(Raw records)

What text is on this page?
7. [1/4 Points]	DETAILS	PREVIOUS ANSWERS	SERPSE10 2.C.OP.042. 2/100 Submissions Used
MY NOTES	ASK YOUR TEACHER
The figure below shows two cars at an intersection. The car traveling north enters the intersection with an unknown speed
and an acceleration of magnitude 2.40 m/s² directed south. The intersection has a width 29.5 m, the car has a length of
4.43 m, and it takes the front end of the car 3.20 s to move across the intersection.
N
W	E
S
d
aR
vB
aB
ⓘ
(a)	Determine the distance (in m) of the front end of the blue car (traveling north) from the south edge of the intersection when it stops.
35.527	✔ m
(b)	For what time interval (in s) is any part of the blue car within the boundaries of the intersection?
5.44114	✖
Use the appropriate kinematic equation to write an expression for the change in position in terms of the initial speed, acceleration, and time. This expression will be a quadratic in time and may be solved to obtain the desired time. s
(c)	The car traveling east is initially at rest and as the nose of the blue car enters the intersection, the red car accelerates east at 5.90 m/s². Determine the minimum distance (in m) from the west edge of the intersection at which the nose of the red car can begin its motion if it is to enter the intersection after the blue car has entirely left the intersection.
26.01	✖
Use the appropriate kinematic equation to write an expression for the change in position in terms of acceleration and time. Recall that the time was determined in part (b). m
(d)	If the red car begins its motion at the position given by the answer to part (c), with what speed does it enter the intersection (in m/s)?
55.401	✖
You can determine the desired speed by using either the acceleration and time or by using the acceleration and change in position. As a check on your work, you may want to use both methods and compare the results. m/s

(Task prompt) Print all of the entries again, exactly as written.

(Written response)
What text is on this page?
7. [1/4 Points]	DETAILS	PREVIOUS ANSWERS	SERPSE10 2.C.OP.042. 2/100 Submissions Used
MY NOTES	ASK YOUR TEACHER
The figure below shows two cars at an intersection. The car traveling north enters the intersection with an unknown speed
and an acceleration of magnitude 2.40 m/s² directed south. The intersection has a width 29.5 m, the car has a length of
4.43 m, and it takes the front end of the car 3.20 s to move across the intersection.
N
W	E
S
d
aR
vB
aB
ⓘ
(a)	Determine the distance (in m) of the front end of the blue car (traveling north) from the south edge of the intersection when it stops.
35.527	✔ m
(b)	For what time interval (in s) is any part of the blue car within the boundaries of the intersection?
5.44114	✖
Use the appropriate kinematic equation to write an expression for the change in position in terms of the initial speed, acceleration, and time. This expression will be a quadratic in time and may be solved to obtain the desired time. s
(c)	The car traveling east is initially at rest and as the nose of the blue car enters the intersection, the red car accelerates east at 5.90 m/s². Determine the minimum distance (in m) from the west edge of the intersection at which the nose of the red car can begin its motion if it is to enter the intersection after the blue car has entirely left the intersection.
26.01	✖
Use the appropriate kinematic equation to write an expression for the change in position in terms of acceleration and time. Recall that the time was determined in part (b). m
(d)	If the red car begins its motion at the position given by the answer to part (c), with what speed does it enter the intersection (in m/s)?
55.401	✖
You can determine the desired speed by using either the acceleration and time or by using the acceleration and change in position. As a check on your work, you may want to use both methods and compare the results. m/s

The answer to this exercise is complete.